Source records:

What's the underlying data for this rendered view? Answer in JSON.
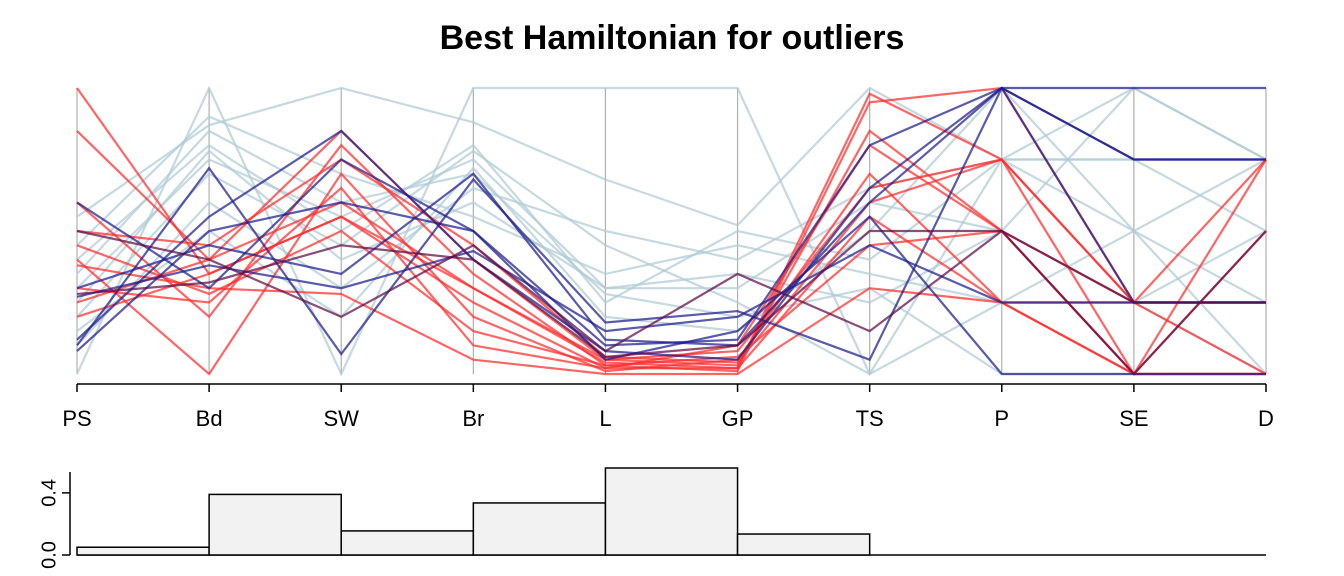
{
  "chart_data": [
    {
      "type": "parallel",
      "title": "Best Hamiltonian for outliers",
      "categories": [
        "PS",
        "Bd",
        "SW",
        "Br",
        "L",
        "GP",
        "TS",
        "P",
        "SE",
        "D"
      ],
      "ylim": [
        0,
        1
      ],
      "lines": [
        {
          "color": "#aecbd6",
          "values": [
            0.0,
            1.0,
            0.0,
            1.0,
            1.0,
            1.0,
            0.0,
            0.75,
            1.0,
            0.75
          ]
        },
        {
          "color": "#aecbd6",
          "values": [
            0.55,
            0.87,
            1.0,
            0.88,
            0.68,
            0.52,
            1.0,
            0.75,
            0.5,
            0.0
          ]
        },
        {
          "color": "#aecbd6",
          "values": [
            0.4,
            0.8,
            0.5,
            0.8,
            0.25,
            0.5,
            0.4,
            0.75,
            0.75,
            0.75
          ]
        },
        {
          "color": "#aecbd6",
          "values": [
            0.3,
            0.75,
            0.55,
            0.75,
            0.3,
            0.3,
            0.6,
            0.5,
            1.0,
            0.75
          ]
        },
        {
          "color": "#aecbd6",
          "values": [
            0.2,
            0.7,
            0.45,
            0.78,
            0.45,
            0.25,
            0.0,
            0.25,
            0.25,
            0.5
          ]
        },
        {
          "color": "#aecbd6",
          "values": [
            0.35,
            0.85,
            0.6,
            0.7,
            0.28,
            0.2,
            0.3,
            0.0,
            0.0,
            0.0
          ]
        },
        {
          "color": "#aecbd6",
          "values": [
            0.1,
            0.6,
            0.3,
            0.65,
            0.5,
            0.4,
            0.65,
            0.75,
            0.75,
            0.5
          ]
        },
        {
          "color": "#aecbd6",
          "values": [
            0.25,
            0.78,
            0.4,
            0.6,
            0.3,
            0.35,
            0.25,
            0.5,
            0.25,
            0.0
          ]
        },
        {
          "color": "#aecbd6",
          "values": [
            0.15,
            0.5,
            0.2,
            0.72,
            0.2,
            0.15,
            0.5,
            1.0,
            0.5,
            0.25
          ]
        },
        {
          "color": "#aecbd6",
          "values": [
            0.45,
            0.9,
            0.7,
            0.55,
            0.35,
            0.45,
            0.35,
            0.25,
            0.5,
            0.75
          ]
        },
        {
          "color": "#ff2a2a",
          "values": [
            1.0,
            0.35,
            0.55,
            0.25,
            0.02,
            0.02,
            0.98,
            0.75,
            0.25,
            0.75
          ]
        },
        {
          "color": "#ff2a2a",
          "values": [
            0.85,
            0.4,
            0.6,
            0.3,
            0.05,
            0.03,
            0.85,
            0.5,
            0.0,
            0.5
          ]
        },
        {
          "color": "#ff2a2a",
          "values": [
            0.6,
            0.2,
            0.8,
            0.35,
            0.03,
            0.01,
            0.95,
            1.0,
            0.25,
            0.25
          ]
        },
        {
          "color": "#ff2a2a",
          "values": [
            0.4,
            0.0,
            0.7,
            0.2,
            0.01,
            0.05,
            0.7,
            0.25,
            0.0,
            0.0
          ]
        },
        {
          "color": "#ff2a2a",
          "values": [
            0.5,
            0.45,
            0.75,
            0.45,
            0.06,
            0.04,
            0.6,
            0.75,
            0.0,
            0.0
          ]
        },
        {
          "color": "#ff2a2a",
          "values": [
            0.3,
            0.25,
            0.65,
            0.1,
            0.02,
            0.1,
            0.8,
            0.5,
            0.25,
            0.0
          ]
        },
        {
          "color": "#ff2a2a",
          "values": [
            0.2,
            0.35,
            0.55,
            0.3,
            0.04,
            0.02,
            0.55,
            0.25,
            0.25,
            0.25
          ]
        },
        {
          "color": "#ff2a2a",
          "values": [
            0.38,
            0.3,
            0.28,
            0.05,
            0.0,
            0.0,
            0.3,
            0.25,
            0.0,
            0.0
          ]
        },
        {
          "color": "#ff2a2a",
          "values": [
            0.25,
            0.4,
            0.85,
            0.4,
            0.05,
            0.08,
            0.65,
            0.75,
            0.25,
            0.25
          ]
        },
        {
          "color": "#ff2a2a",
          "values": [
            0.45,
            0.28,
            0.5,
            0.15,
            0.03,
            0.06,
            0.45,
            0.5,
            0.0,
            0.75
          ]
        },
        {
          "color": "#1c1c8c",
          "values": [
            0.1,
            0.72,
            0.07,
            0.68,
            0.18,
            0.22,
            0.05,
            1.0,
            1.0,
            1.0
          ]
        },
        {
          "color": "#1c1c8c",
          "values": [
            0.12,
            0.55,
            0.85,
            0.4,
            0.08,
            0.05,
            0.65,
            1.0,
            0.75,
            0.75
          ]
        },
        {
          "color": "#1c1c8c",
          "values": [
            0.6,
            0.3,
            0.75,
            0.5,
            0.1,
            0.12,
            0.8,
            1.0,
            0.25,
            0.25
          ]
        },
        {
          "color": "#1c1c8c",
          "values": [
            0.27,
            0.38,
            0.3,
            0.43,
            0.15,
            0.2,
            0.45,
            0.25,
            0.25,
            0.25
          ]
        },
        {
          "color": "#1c1c8c",
          "values": [
            0.08,
            0.5,
            0.6,
            0.5,
            0.05,
            0.15,
            0.55,
            0.0,
            0.0,
            0.0
          ]
        },
        {
          "color": "#1c1c8c",
          "values": [
            0.3,
            0.45,
            0.35,
            0.7,
            0.12,
            0.1,
            0.6,
            1.0,
            0.75,
            0.75
          ]
        },
        {
          "color": "#5e0a45",
          "values": [
            0.5,
            0.4,
            0.2,
            0.45,
            0.08,
            0.35,
            0.15,
            0.5,
            0.0,
            0.5
          ]
        },
        {
          "color": "#5e0a45",
          "values": [
            0.28,
            0.32,
            0.45,
            0.4,
            0.06,
            0.1,
            0.5,
            0.5,
            0.25,
            0.25
          ]
        }
      ]
    },
    {
      "type": "bar",
      "categories": [
        null,
        null,
        null,
        null,
        null,
        null,
        null,
        null,
        null
      ],
      "values": [
        0.05,
        0.39,
        0.155,
        0.335,
        0.56,
        0.135,
        0,
        0,
        0
      ],
      "color": "#f2f2f2",
      "ylim": [
        0,
        0.56
      ],
      "yticks": [
        {
          "value": 0,
          "label": "0.0"
        },
        {
          "value": 0.4,
          "label": "0.4"
        }
      ]
    }
  ]
}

_REQUIREMENTS_
Leave the pictures out and copy the rest of the data exactly.

_EXERCISE ANSWER_
What's the underlying data for this rendered view? Answer in JSON.
{
  "chart_data": [
    {
      "type": "parallel",
      "title": "Best Hamiltonian for outliers",
      "categories": [
        "PS",
        "Bd",
        "SW",
        "Br",
        "L",
        "GP",
        "TS",
        "P",
        "SE",
        "D"
      ],
      "ylim": [
        0,
        1
      ],
      "lines": [
        {
          "color": "#aecbd6",
          "values": [
            0.0,
            1.0,
            0.0,
            1.0,
            1.0,
            1.0,
            0.0,
            0.75,
            1.0,
            0.75
          ]
        },
        {
          "color": "#aecbd6",
          "values": [
            0.55,
            0.87,
            1.0,
            0.88,
            0.68,
            0.52,
            1.0,
            0.75,
            0.5,
            0.0
          ]
        },
        {
          "color": "#aecbd6",
          "values": [
            0.4,
            0.8,
            0.5,
            0.8,
            0.25,
            0.5,
            0.4,
            0.75,
            0.75,
            0.75
          ]
        },
        {
          "color": "#aecbd6",
          "values": [
            0.3,
            0.75,
            0.55,
            0.75,
            0.3,
            0.3,
            0.6,
            0.5,
            1.0,
            0.75
          ]
        },
        {
          "color": "#aecbd6",
          "values": [
            0.2,
            0.7,
            0.45,
            0.78,
            0.45,
            0.25,
            0.0,
            0.25,
            0.25,
            0.5
          ]
        },
        {
          "color": "#aecbd6",
          "values": [
            0.35,
            0.85,
            0.6,
            0.7,
            0.28,
            0.2,
            0.3,
            0.0,
            0.0,
            0.0
          ]
        },
        {
          "color": "#aecbd6",
          "values": [
            0.1,
            0.6,
            0.3,
            0.65,
            0.5,
            0.4,
            0.65,
            0.75,
            0.75,
            0.5
          ]
        },
        {
          "color": "#aecbd6",
          "values": [
            0.25,
            0.78,
            0.4,
            0.6,
            0.3,
            0.35,
            0.25,
            0.5,
            0.25,
            0.0
          ]
        },
        {
          "color": "#aecbd6",
          "values": [
            0.15,
            0.5,
            0.2,
            0.72,
            0.2,
            0.15,
            0.5,
            1.0,
            0.5,
            0.25
          ]
        },
        {
          "color": "#aecbd6",
          "values": [
            0.45,
            0.9,
            0.7,
            0.55,
            0.35,
            0.45,
            0.35,
            0.25,
            0.5,
            0.75
          ]
        },
        {
          "color": "#ff2a2a",
          "values": [
            1.0,
            0.35,
            0.55,
            0.25,
            0.02,
            0.02,
            0.98,
            0.75,
            0.25,
            0.75
          ]
        },
        {
          "color": "#ff2a2a",
          "values": [
            0.85,
            0.4,
            0.6,
            0.3,
            0.05,
            0.03,
            0.85,
            0.5,
            0.0,
            0.5
          ]
        },
        {
          "color": "#ff2a2a",
          "values": [
            0.6,
            0.2,
            0.8,
            0.35,
            0.03,
            0.01,
            0.95,
            1.0,
            0.25,
            0.25
          ]
        },
        {
          "color": "#ff2a2a",
          "values": [
            0.4,
            0.0,
            0.7,
            0.2,
            0.01,
            0.05,
            0.7,
            0.25,
            0.0,
            0.0
          ]
        },
        {
          "color": "#ff2a2a",
          "values": [
            0.5,
            0.45,
            0.75,
            0.45,
            0.06,
            0.04,
            0.6,
            0.75,
            0.0,
            0.0
          ]
        },
        {
          "color": "#ff2a2a",
          "values": [
            0.3,
            0.25,
            0.65,
            0.1,
            0.02,
            0.1,
            0.8,
            0.5,
            0.25,
            0.0
          ]
        },
        {
          "color": "#ff2a2a",
          "values": [
            0.2,
            0.35,
            0.55,
            0.3,
            0.04,
            0.02,
            0.55,
            0.25,
            0.25,
            0.25
          ]
        },
        {
          "color": "#ff2a2a",
          "values": [
            0.38,
            0.3,
            0.28,
            0.05,
            0.0,
            0.0,
            0.3,
            0.25,
            0.0,
            0.0
          ]
        },
        {
          "color": "#ff2a2a",
          "values": [
            0.25,
            0.4,
            0.85,
            0.4,
            0.05,
            0.08,
            0.65,
            0.75,
            0.25,
            0.25
          ]
        },
        {
          "color": "#ff2a2a",
          "values": [
            0.45,
            0.28,
            0.5,
            0.15,
            0.03,
            0.06,
            0.45,
            0.5,
            0.0,
            0.75
          ]
        },
        {
          "color": "#1c1c8c",
          "values": [
            0.1,
            0.72,
            0.07,
            0.68,
            0.18,
            0.22,
            0.05,
            1.0,
            1.0,
            1.0
          ]
        },
        {
          "color": "#1c1c8c",
          "values": [
            0.12,
            0.55,
            0.85,
            0.4,
            0.08,
            0.05,
            0.65,
            1.0,
            0.75,
            0.75
          ]
        },
        {
          "color": "#1c1c8c",
          "values": [
            0.6,
            0.3,
            0.75,
            0.5,
            0.1,
            0.12,
            0.8,
            1.0,
            0.25,
            0.25
          ]
        },
        {
          "color": "#1c1c8c",
          "values": [
            0.27,
            0.38,
            0.3,
            0.43,
            0.15,
            0.2,
            0.45,
            0.25,
            0.25,
            0.25
          ]
        },
        {
          "color": "#1c1c8c",
          "values": [
            0.08,
            0.5,
            0.6,
            0.5,
            0.05,
            0.15,
            0.55,
            0.0,
            0.0,
            0.0
          ]
        },
        {
          "color": "#1c1c8c",
          "values": [
            0.3,
            0.45,
            0.35,
            0.7,
            0.12,
            0.1,
            0.6,
            1.0,
            0.75,
            0.75
          ]
        },
        {
          "color": "#5e0a45",
          "values": [
            0.5,
            0.4,
            0.2,
            0.45,
            0.08,
            0.35,
            0.15,
            0.5,
            0.0,
            0.5
          ]
        },
        {
          "color": "#5e0a45",
          "values": [
            0.28,
            0.32,
            0.45,
            0.4,
            0.06,
            0.1,
            0.5,
            0.5,
            0.25,
            0.25
          ]
        }
      ]
    },
    {
      "type": "bar",
      "categories": [
        null,
        null,
        null,
        null,
        null,
        null,
        null,
        null,
        null
      ],
      "values": [
        0.05,
        0.39,
        0.155,
        0.335,
        0.56,
        0.135,
        0,
        0,
        0
      ],
      "color": "#f2f2f2",
      "ylim": [
        0,
        0.56
      ],
      "yticks": [
        {
          "value": 0,
          "label": "0.0"
        },
        {
          "value": 0.4,
          "label": "0.4"
        }
      ]
    }
  ]
}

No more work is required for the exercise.